* Task goal: Could you write out the records below exactly as they appear, leaving out any pictures?

··· Records for processing ···

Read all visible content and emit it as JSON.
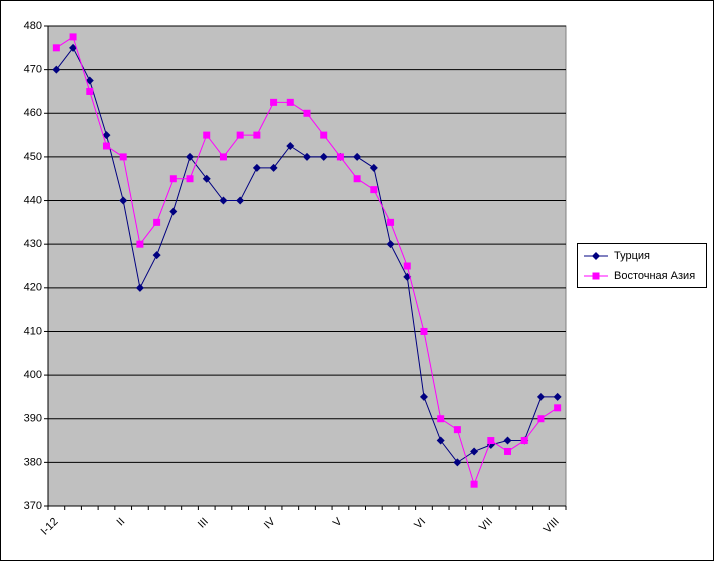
{
  "chart_data": {
    "type": "line",
    "categories": [
      "I-12",
      null,
      null,
      null,
      "II",
      null,
      null,
      null,
      null,
      "III",
      null,
      null,
      null,
      "IV",
      null,
      null,
      null,
      "V",
      null,
      null,
      null,
      null,
      "VI",
      null,
      null,
      null,
      "VII",
      null,
      null,
      null,
      "VIII"
    ],
    "series": [
      {
        "name": "Турция",
        "color": "#000080",
        "marker": "diamond",
        "values": [
          470,
          475,
          467.5,
          455,
          440,
          420,
          427.5,
          437.5,
          450,
          445,
          440,
          440,
          447.5,
          447.5,
          452.5,
          450,
          450,
          450,
          450,
          447.5,
          430,
          422.5,
          395,
          385,
          380,
          382.5,
          384,
          385,
          385,
          395,
          395
        ]
      },
      {
        "name": "Восточная Азия",
        "color": "#ff00ff",
        "marker": "square",
        "values": [
          475,
          477.5,
          465,
          452.5,
          450,
          430,
          435,
          445,
          445,
          455,
          450,
          455,
          455,
          462.5,
          462.5,
          460,
          455,
          450,
          445,
          442.5,
          435,
          425,
          410,
          390,
          387.5,
          375,
          385,
          382.5,
          385,
          390,
          392.5
        ]
      }
    ],
    "ylim": [
      370,
      480
    ],
    "yticks": [
      370,
      380,
      390,
      400,
      410,
      420,
      430,
      440,
      450,
      460,
      470,
      480
    ],
    "grid": true,
    "legend": "right"
  }
}
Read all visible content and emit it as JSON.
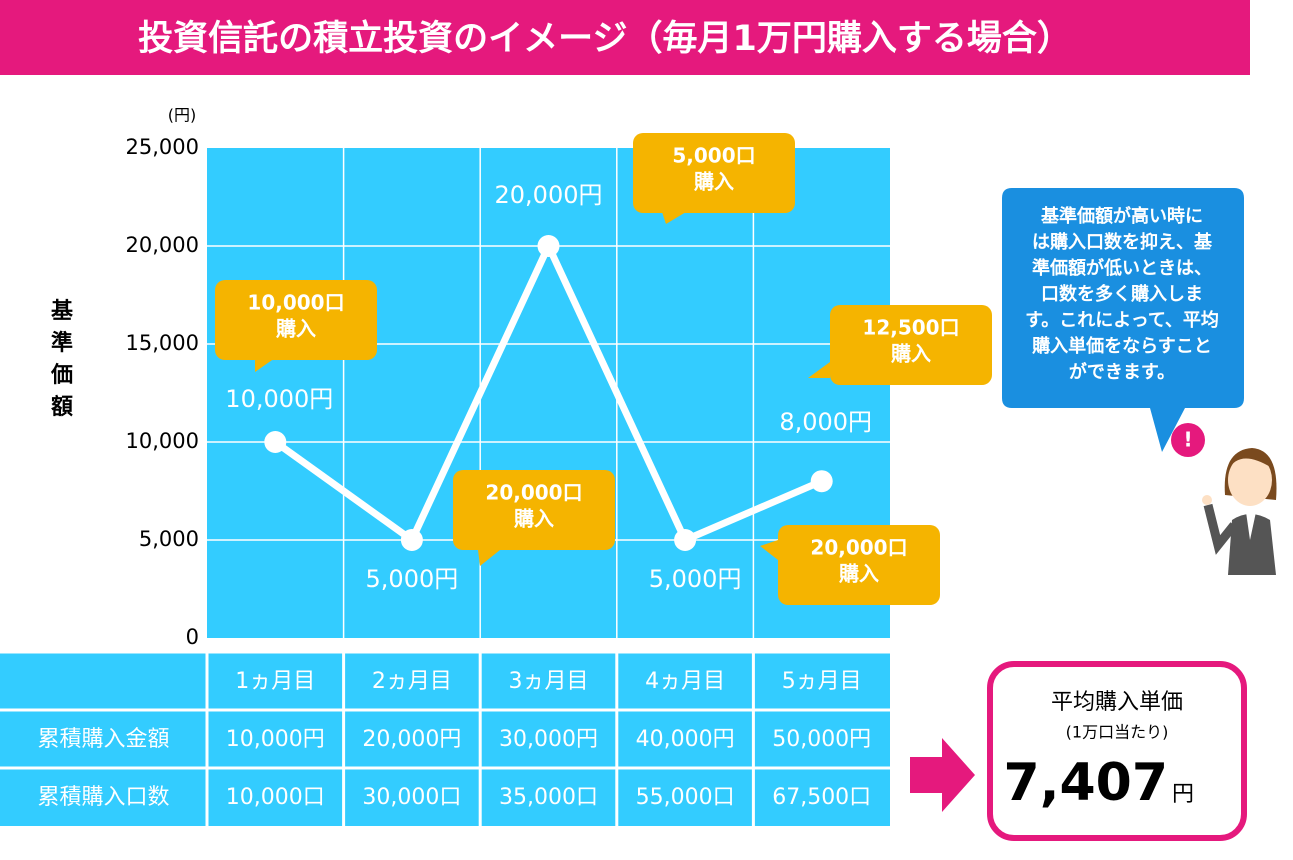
{
  "chart_data": {
    "type": "line",
    "title": "投資信託の積立投資のイメージ（毎月1万円購入する場合）",
    "y_label": "基準価額",
    "y_unit": "(円)",
    "categories": [
      "1ヵ月目",
      "2ヵ月目",
      "3ヵ月目",
      "4ヵ月目",
      "5ヵ月目"
    ],
    "values": [
      10000,
      5000,
      20000,
      5000,
      8000
    ],
    "value_labels": [
      "10,000円",
      "5,000円",
      "20,000円",
      "5,000円",
      "8,000円"
    ],
    "annotations": [
      [
        "10,000口",
        "購入"
      ],
      [
        "20,000口",
        "購入"
      ],
      [
        "5,000口",
        "購入"
      ],
      [
        "20,000口",
        "購入"
      ],
      [
        "12,500口",
        "購入"
      ]
    ],
    "ylim": [
      0,
      25000
    ],
    "yticks": [
      0,
      {
        "value": 5000,
        "label": "5,000"
      },
      {
        "value": 10000,
        "label": "10,000"
      },
      {
        "value": 15000,
        "label": "15,000"
      },
      {
        "value": 20000,
        "label": "20,000"
      },
      {
        "value": 25000,
        "label": "25,000"
      }
    ],
    "grid": true,
    "color": "#ffffff",
    "plot_color": "#33ccff"
  },
  "table": {
    "rows": [
      [
        "累積購入金額",
        "10,000円",
        "20,000円",
        "30,000円",
        "40,000円",
        "50,000円"
      ],
      [
        "累積購入口数",
        "10,000口",
        "30,000口",
        "35,000口",
        "55,000口",
        "67,500口"
      ]
    ]
  },
  "note": [
    "基準価額が高い時に",
    "は購入口数を抑え、基",
    "準価額が低いときは、",
    "口数を多く購入しま",
    "す。これによって、平均",
    "購入単価をならすこと",
    "ができます。"
  ],
  "badge": "!",
  "summary": {
    "title": "平均購入単価",
    "subtitle": "(1万口当たり)",
    "value": "7,407",
    "unit": "円"
  }
}
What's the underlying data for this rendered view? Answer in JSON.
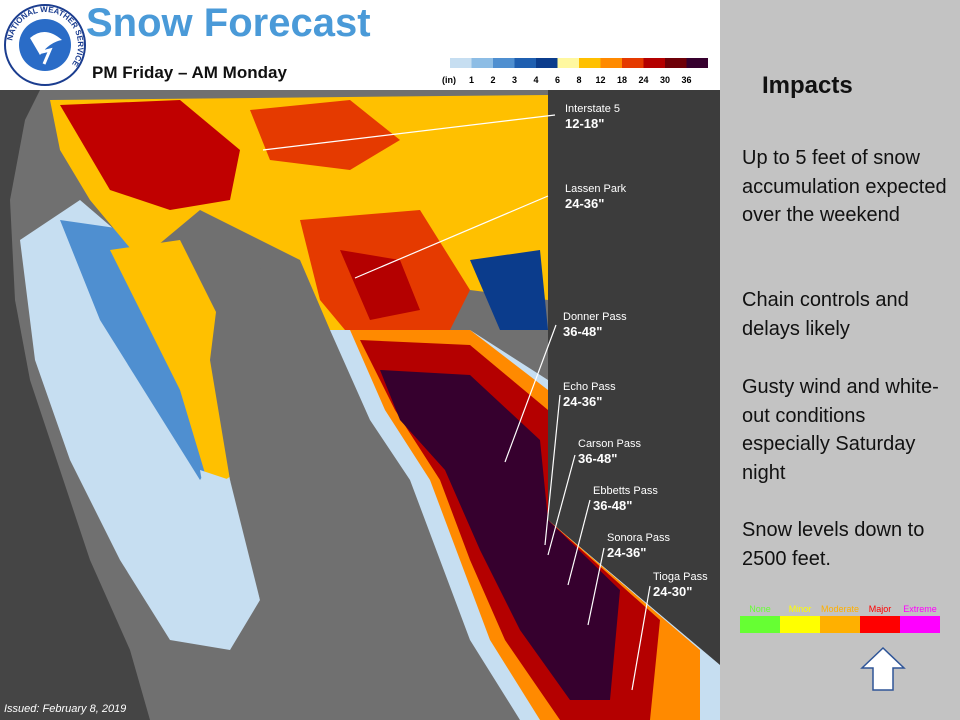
{
  "header": {
    "title": "Snow Forecast",
    "subtitle": "PM Friday – AM Monday",
    "logo_text": "NATIONAL WEATHER SERVICE"
  },
  "legend": {
    "unit": "(in)",
    "labels": [
      "1",
      "2",
      "3",
      "4",
      "6",
      "8",
      "12",
      "18",
      "24",
      "30",
      "36"
    ],
    "colors": [
      "#c6def1",
      "#8dbde5",
      "#4f8fd0",
      "#1f5fb0",
      "#0b3c8c",
      "#fff8a0",
      "#ffc000",
      "#ff8a00",
      "#e53a00",
      "#b40000",
      "#6e0008",
      "#36002e"
    ]
  },
  "locations": [
    {
      "name": "Interstate 5",
      "amount": "12-18\""
    },
    {
      "name": "Lassen Park",
      "amount": "24-36\""
    },
    {
      "name": "Donner Pass",
      "amount": "36-48\""
    },
    {
      "name": "Echo Pass",
      "amount": "24-36\""
    },
    {
      "name": "Carson Pass",
      "amount": "36-48\""
    },
    {
      "name": "Ebbetts Pass",
      "amount": "36-48\""
    },
    {
      "name": "Sonora Pass",
      "amount": "24-36\""
    },
    {
      "name": "Tioga Pass",
      "amount": "24-30\""
    }
  ],
  "impacts": {
    "title": "Impacts",
    "items": [
      "Up to 5 feet of snow accumulation expected over the weekend",
      "Chain controls and delays likely",
      "Gusty wind and white-out conditions especially Saturday night",
      "Snow levels down to 2500 feet."
    ]
  },
  "impact_scale": {
    "levels": [
      "None",
      "Minor",
      "Moderate",
      "Major",
      "Extreme"
    ],
    "colors": [
      "#66ff33",
      "#ffff00",
      "#ffb000",
      "#ff0000",
      "#ff00ff"
    ]
  },
  "issued": "Issued: February 8, 2019"
}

···

* Finished task:
Read all visible content and emit it as JSON.
{
  "chart_data": {
    "type": "line",
    "categories": [
      "I-12",
      null,
      null,
      null,
      "II",
      null,
      null,
      null,
      null,
      "III",
      null,
      null,
      null,
      "IV",
      null,
      null,
      null,
      "V",
      null,
      null,
      null,
      null,
      "VI",
      null,
      null,
      null,
      "VII",
      null,
      null,
      null,
      "VIII"
    ],
    "series": [
      {
        "name": "Турция",
        "color": "#000080",
        "marker": "diamond",
        "values": [
          470,
          475,
          467.5,
          455,
          440,
          420,
          427.5,
          437.5,
          450,
          445,
          440,
          440,
          447.5,
          447.5,
          452.5,
          450,
          450,
          450,
          450,
          447.5,
          430,
          422.5,
          395,
          385,
          380,
          382.5,
          384,
          385,
          385,
          395,
          395
        ]
      },
      {
        "name": "Восточная Азия",
        "color": "#ff00ff",
        "marker": "square",
        "values": [
          475,
          477.5,
          465,
          452.5,
          450,
          430,
          435,
          445,
          445,
          455,
          450,
          455,
          455,
          462.5,
          462.5,
          460,
          455,
          450,
          445,
          442.5,
          435,
          425,
          410,
          390,
          387.5,
          375,
          385,
          382.5,
          385,
          390,
          392.5
        ]
      }
    ],
    "ylim": [
      370,
      480
    ],
    "yticks": [
      370,
      380,
      390,
      400,
      410,
      420,
      430,
      440,
      450,
      460,
      470,
      480
    ],
    "grid": true,
    "legend": "right"
  }
}
Read all visible content and emit it as JSON.
{
  "chart_data": {
    "type": "line",
    "title": "投資信託の積立投資のイメージ（毎月1万円購入する場合）",
    "y_label": "基準価額",
    "y_unit": "(円)",
    "categories": [
      "1ヵ月目",
      "2ヵ月目",
      "3ヵ月目",
      "4ヵ月目",
      "5ヵ月目"
    ],
    "values": [
      10000,
      5000,
      20000,
      5000,
      8000
    ],
    "value_labels": [
      "10,000円",
      "5,000円",
      "20,000円",
      "5,000円",
      "8,000円"
    ],
    "annotations": [
      [
        "10,000口",
        "購入"
      ],
      [
        "20,000口",
        "購入"
      ],
      [
        "5,000口",
        "購入"
      ],
      [
        "20,000口",
        "購入"
      ],
      [
        "12,500口",
        "購入"
      ]
    ],
    "ylim": [
      0,
      25000
    ],
    "yticks": [
      0,
      {
        "value": 5000,
        "label": "5,000"
      },
      {
        "value": 10000,
        "label": "10,000"
      },
      {
        "value": 15000,
        "label": "15,000"
      },
      {
        "value": 20000,
        "label": "20,000"
      },
      {
        "value": 25000,
        "label": "25,000"
      }
    ],
    "grid": true,
    "color": "#ffffff",
    "plot_color": "#33ccff"
  },
  "table": {
    "rows": [
      [
        "累積購入金額",
        "10,000円",
        "20,000円",
        "30,000円",
        "40,000円",
        "50,000円"
      ],
      [
        "累積購入口数",
        "10,000口",
        "30,000口",
        "35,000口",
        "55,000口",
        "67,500口"
      ]
    ]
  },
  "note": [
    "基準価額が高い時に",
    "は購入口数を抑え、基",
    "準価額が低いときは、",
    "口数を多く購入しま",
    "す。これによって、平均",
    "購入単価をならすこと",
    "ができます。"
  ],
  "badge": "!",
  "summary": {
    "title": "平均購入単価",
    "subtitle": "(1万口当たり)",
    "value": "7,407",
    "unit": "円"
  }
}
What's the underlying data for this rendered view? Answer in JSON.
{
  "header": {
    "title": "Snow Forecast",
    "subtitle": "PM Friday – AM Monday",
    "logo_text": "NATIONAL WEATHER SERVICE"
  },
  "legend": {
    "unit": "(in)",
    "labels": [
      "1",
      "2",
      "3",
      "4",
      "6",
      "8",
      "12",
      "18",
      "24",
      "30",
      "36"
    ],
    "colors": [
      "#c6def1",
      "#8dbde5",
      "#4f8fd0",
      "#1f5fb0",
      "#0b3c8c",
      "#fff8a0",
      "#ffc000",
      "#ff8a00",
      "#e53a00",
      "#b40000",
      "#6e0008",
      "#36002e"
    ]
  },
  "locations": [
    {
      "name": "Interstate 5",
      "amount": "12-18\""
    },
    {
      "name": "Lassen Park",
      "amount": "24-36\""
    },
    {
      "name": "Donner Pass",
      "amount": "36-48\""
    },
    {
      "name": "Echo Pass",
      "amount": "24-36\""
    },
    {
      "name": "Carson Pass",
      "amount": "36-48\""
    },
    {
      "name": "Ebbetts Pass",
      "amount": "36-48\""
    },
    {
      "name": "Sonora Pass",
      "amount": "24-36\""
    },
    {
      "name": "Tioga Pass",
      "amount": "24-30\""
    }
  ],
  "impacts": {
    "title": "Impacts",
    "items": [
      "Up to 5 feet of snow accumulation expected over the weekend",
      "Chain controls and delays likely",
      "Gusty wind and white-out conditions especially Saturday night",
      "Snow levels down to 2500 feet."
    ]
  },
  "impact_scale": {
    "levels": [
      "None",
      "Minor",
      "Moderate",
      "Major",
      "Extreme"
    ],
    "colors": [
      "#66ff33",
      "#ffff00",
      "#ffb000",
      "#ff0000",
      "#ff00ff"
    ]
  },
  "issued": "Issued: February 8, 2019"
}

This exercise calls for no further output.